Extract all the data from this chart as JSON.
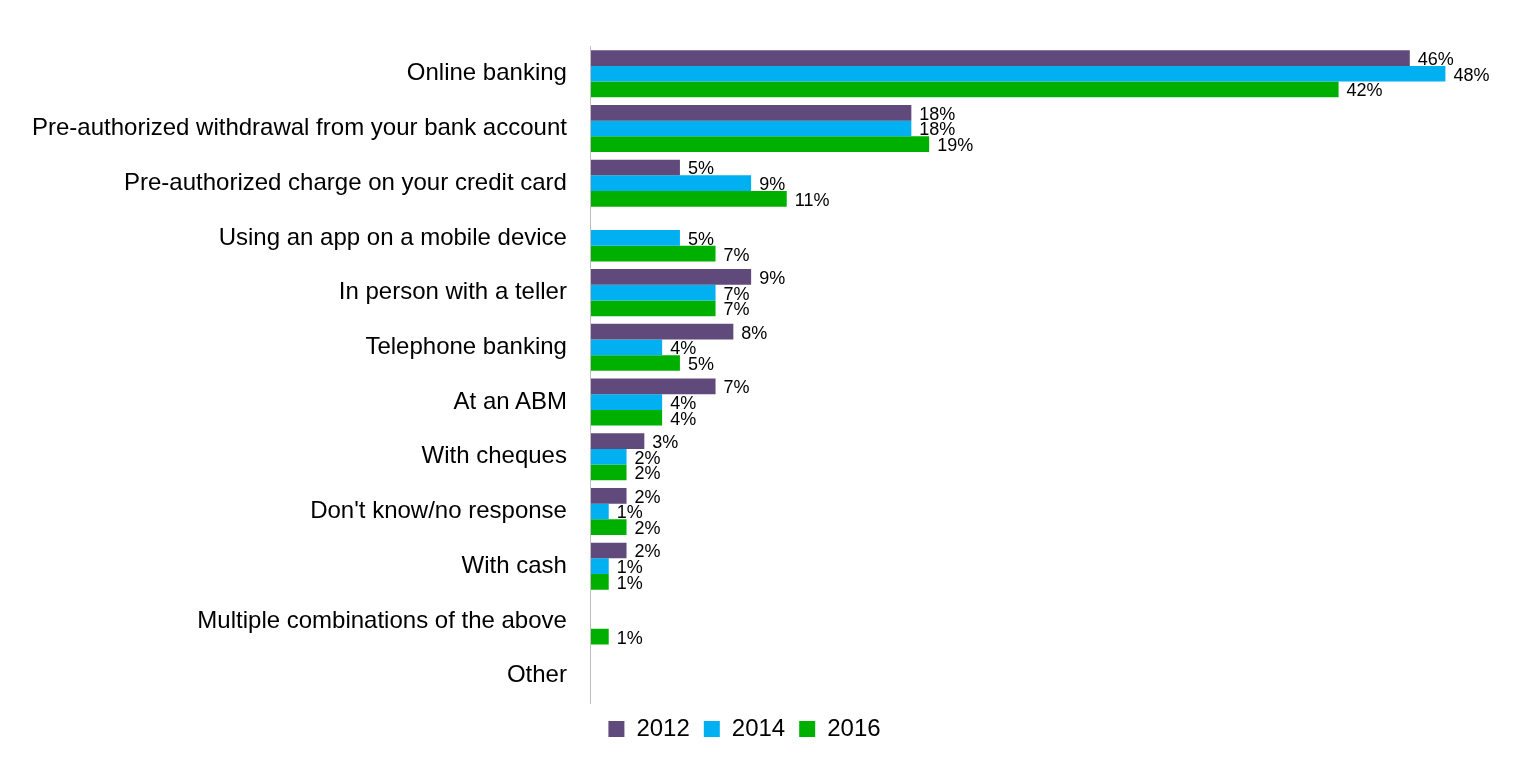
{
  "chart_data": {
    "type": "bar",
    "orientation": "horizontal",
    "legend": "bottom",
    "categories": [
      "Online banking",
      "Pre-authorized withdrawal from your bank account",
      "Pre-authorized charge on your credit card",
      "Using an app on a mobile device",
      "In person with a teller",
      "Telephone banking",
      "At an ABM",
      "With cheques",
      "Don't know/no response",
      "With cash",
      "Multiple combinations of the above",
      "Other"
    ],
    "series": [
      {
        "name": "2012",
        "color": "#604a7b",
        "values": [
          46,
          18,
          5,
          null,
          9,
          8,
          7,
          3,
          2,
          2,
          null,
          null
        ],
        "value_labels": [
          "46%",
          "18%",
          "5%",
          null,
          "9%",
          "8%",
          "7%",
          "3%",
          "2%",
          "2%",
          null,
          null
        ]
      },
      {
        "name": "2014",
        "color": "#00b0f0",
        "values": [
          48,
          18,
          9,
          5,
          7,
          4,
          4,
          2,
          1,
          1,
          null,
          null
        ],
        "value_labels": [
          "48%",
          "18%",
          "9%",
          "5%",
          "7%",
          "4%",
          "4%",
          "2%",
          "1%",
          "1%",
          null,
          null
        ]
      },
      {
        "name": "2016",
        "color": "#00b000",
        "values": [
          42,
          19,
          11,
          7,
          7,
          5,
          4,
          2,
          2,
          1,
          1,
          null
        ],
        "value_labels": [
          "42%",
          "19%",
          "11%",
          "7%",
          "7%",
          "5%",
          "4%",
          "2%",
          "2%",
          "1%",
          "1%",
          null
        ]
      }
    ]
  }
}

#####

#### DESCRIPTION OF THE TASK
Every line of the records that includes the word "from" should be gathered.

#### RESULT FOR THIS EXERCISE
Extract all the data from this chart as JSON.
      "Pre-authorized withdrawal from your bank account",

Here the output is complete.